TASK LIST>
1: In the Lucene discussion, what does the × symbol in the word-break rules mean?
2: From the Lucene discussion, copy the passage from "In the document, the" to "by a letter." word for word.

SELECTED EXCERPT>
问题
I have a simple question I was not able to answer searching around or searching other questions: I am indexing a field which contains a filename with the following code:
doc.add(new TextField(FIELD_FILENAME, filename, Field.Store.YES))
if I index hello.jpg and then I search with the key 'hello.jpg' the entry is hit (so far so good). However, if I search with 'hello' I get no hits. If I replace '.' with another punctuation character while indexing then it works. If I escape the '.' it works as well (e.g. indexing "hello\.jpg" I find it searching for 'hello').
How Lucene process dots? Shall I expect the same issue with other characters?
Thanks a lot in advance, Stefano
回答1:
Everything depends on the analyzer you use, because the analyzer defines which tokenizer is used. The tokenizer is responsible for token extraction, which in the simplest case is similar to defining word boundaries.
Given the behavior you describe, I guess you're using the StandardAnalyzer
, which uses the StandardTokenizer
, which implements Unicode text segmentation, which states the following:
For example, the period (U+002E FULL STOP) is used ambiguously, sometimes for end-of-sentence purposes, sometimes for abbreviations, and sometimes for numbers.
In the document, the full stop character is part of the MidNumLet property value, and your specific case is handled by the WB6 and WB7 rules:
(ALetter | Hebrew_Letter) × (MidLetter | MidNumLet | Single_Quote) (ALetter | Hebrew_Letter)
(ALetter | Hebrew_Letter) (MidLetter | MidNumLet | Single_Quote) × (ALetter | Hebrew_Letter)
The ×
symbol means: no word break allowed here.
Put more simply: do not allow word breaks before or after a punctuation character if said character is immediately preceded and followed by a letter.

INFORMATION PROVIDED>
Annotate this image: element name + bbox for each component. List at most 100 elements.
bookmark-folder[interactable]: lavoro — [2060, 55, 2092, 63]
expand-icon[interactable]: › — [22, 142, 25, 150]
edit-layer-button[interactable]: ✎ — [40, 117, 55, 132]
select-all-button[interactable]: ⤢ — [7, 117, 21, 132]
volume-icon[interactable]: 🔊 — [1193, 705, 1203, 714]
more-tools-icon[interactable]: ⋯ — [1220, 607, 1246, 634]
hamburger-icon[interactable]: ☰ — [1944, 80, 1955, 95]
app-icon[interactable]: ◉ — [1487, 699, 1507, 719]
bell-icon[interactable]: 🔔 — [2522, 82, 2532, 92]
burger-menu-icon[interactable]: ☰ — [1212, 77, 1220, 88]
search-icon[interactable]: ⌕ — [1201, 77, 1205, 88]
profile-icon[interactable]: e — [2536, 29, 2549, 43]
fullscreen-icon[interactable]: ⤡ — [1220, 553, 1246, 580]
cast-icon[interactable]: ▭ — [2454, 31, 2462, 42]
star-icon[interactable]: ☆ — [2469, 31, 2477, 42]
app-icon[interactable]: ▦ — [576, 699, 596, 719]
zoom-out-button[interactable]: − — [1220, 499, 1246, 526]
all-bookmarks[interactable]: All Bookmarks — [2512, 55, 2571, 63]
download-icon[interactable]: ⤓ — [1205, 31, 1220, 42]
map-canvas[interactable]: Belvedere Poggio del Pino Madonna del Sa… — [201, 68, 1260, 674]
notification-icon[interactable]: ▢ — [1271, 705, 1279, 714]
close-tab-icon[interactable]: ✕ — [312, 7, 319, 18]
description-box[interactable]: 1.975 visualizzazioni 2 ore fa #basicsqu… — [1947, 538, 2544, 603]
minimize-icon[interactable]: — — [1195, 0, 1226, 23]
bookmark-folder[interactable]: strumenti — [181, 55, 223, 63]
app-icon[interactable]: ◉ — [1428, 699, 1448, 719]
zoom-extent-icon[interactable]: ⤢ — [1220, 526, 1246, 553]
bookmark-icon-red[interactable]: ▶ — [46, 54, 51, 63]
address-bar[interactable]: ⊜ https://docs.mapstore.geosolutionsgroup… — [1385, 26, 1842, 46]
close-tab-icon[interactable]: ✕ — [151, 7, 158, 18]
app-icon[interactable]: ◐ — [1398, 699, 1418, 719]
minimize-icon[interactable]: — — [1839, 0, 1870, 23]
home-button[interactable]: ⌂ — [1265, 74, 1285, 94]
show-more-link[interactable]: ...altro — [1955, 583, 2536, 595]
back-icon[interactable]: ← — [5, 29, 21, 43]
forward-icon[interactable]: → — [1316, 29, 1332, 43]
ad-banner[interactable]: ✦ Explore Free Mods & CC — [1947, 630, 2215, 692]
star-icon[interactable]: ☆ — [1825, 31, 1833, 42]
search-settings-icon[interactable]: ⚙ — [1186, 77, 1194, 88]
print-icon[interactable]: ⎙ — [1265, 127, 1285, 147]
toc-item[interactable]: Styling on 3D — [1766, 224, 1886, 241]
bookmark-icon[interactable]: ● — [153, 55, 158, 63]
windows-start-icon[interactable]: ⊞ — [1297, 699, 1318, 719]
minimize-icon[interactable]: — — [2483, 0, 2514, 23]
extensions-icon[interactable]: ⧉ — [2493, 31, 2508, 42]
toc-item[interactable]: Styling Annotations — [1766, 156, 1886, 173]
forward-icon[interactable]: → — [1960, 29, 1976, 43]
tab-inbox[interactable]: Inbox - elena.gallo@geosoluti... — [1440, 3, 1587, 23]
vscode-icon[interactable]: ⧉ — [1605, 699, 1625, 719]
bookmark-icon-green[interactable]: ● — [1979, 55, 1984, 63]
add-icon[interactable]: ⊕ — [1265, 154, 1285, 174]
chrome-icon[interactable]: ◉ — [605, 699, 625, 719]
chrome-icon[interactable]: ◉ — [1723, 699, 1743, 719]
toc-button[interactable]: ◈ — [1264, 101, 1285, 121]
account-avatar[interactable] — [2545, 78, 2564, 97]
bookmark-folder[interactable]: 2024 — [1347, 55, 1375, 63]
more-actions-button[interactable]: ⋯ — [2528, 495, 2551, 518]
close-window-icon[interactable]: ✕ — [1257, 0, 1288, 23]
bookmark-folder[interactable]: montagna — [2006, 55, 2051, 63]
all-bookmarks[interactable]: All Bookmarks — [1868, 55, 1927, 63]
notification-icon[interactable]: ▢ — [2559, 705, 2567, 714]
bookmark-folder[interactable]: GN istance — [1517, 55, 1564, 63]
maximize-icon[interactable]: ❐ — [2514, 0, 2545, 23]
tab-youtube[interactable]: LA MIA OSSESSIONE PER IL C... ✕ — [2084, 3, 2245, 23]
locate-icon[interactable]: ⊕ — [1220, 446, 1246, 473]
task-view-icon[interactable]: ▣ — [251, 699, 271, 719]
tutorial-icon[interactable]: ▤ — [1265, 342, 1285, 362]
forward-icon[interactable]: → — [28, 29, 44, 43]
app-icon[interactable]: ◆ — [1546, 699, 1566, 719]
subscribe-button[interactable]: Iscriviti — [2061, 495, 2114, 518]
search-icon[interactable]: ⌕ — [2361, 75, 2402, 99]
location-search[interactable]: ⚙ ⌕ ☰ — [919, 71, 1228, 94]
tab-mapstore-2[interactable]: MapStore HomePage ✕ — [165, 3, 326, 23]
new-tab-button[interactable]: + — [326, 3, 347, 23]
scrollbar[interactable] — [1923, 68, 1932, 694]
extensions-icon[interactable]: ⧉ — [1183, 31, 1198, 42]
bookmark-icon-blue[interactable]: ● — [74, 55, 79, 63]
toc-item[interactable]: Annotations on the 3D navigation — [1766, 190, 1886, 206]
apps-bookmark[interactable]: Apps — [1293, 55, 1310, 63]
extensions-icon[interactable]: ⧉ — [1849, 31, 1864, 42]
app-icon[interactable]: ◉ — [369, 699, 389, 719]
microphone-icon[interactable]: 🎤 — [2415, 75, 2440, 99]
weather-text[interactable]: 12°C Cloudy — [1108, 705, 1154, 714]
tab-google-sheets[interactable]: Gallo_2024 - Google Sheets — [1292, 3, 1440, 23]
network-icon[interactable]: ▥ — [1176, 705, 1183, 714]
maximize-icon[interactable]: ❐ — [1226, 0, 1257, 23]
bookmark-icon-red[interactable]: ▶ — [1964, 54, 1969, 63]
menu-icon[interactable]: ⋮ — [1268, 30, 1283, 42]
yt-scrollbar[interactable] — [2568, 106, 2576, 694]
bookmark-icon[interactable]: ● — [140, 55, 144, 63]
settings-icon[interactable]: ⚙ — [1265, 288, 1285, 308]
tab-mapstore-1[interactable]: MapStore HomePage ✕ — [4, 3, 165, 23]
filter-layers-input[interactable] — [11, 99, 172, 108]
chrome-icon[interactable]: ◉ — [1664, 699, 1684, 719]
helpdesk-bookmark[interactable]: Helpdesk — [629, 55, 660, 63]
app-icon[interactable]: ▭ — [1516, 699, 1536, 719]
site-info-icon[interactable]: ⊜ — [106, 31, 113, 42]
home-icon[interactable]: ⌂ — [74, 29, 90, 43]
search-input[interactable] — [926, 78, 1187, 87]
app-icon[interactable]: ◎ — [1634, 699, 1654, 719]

EXPECTED RESULTS>
1: No word break is allowed there.

2:
In the document, the full stop character is part of the MidNumLet property value, and your specific case is handled by the WB6 and WB7 rules:
(ALetter | Hebrew_Letter) × (MidLetter | MidNumLet | Single_Quote) (ALetter | Hebrew_Letter)
(ALetter | Hebrew_Letter) (MidLetter | MidNumLet | Single_Quote) × (ALetter | Hebrew_Letter)
The ×
symbol means: no word break allowed here.
Put more simply: do not allow word breaks before or after a punctuation character if said character is immediately preceded and followed by a letter.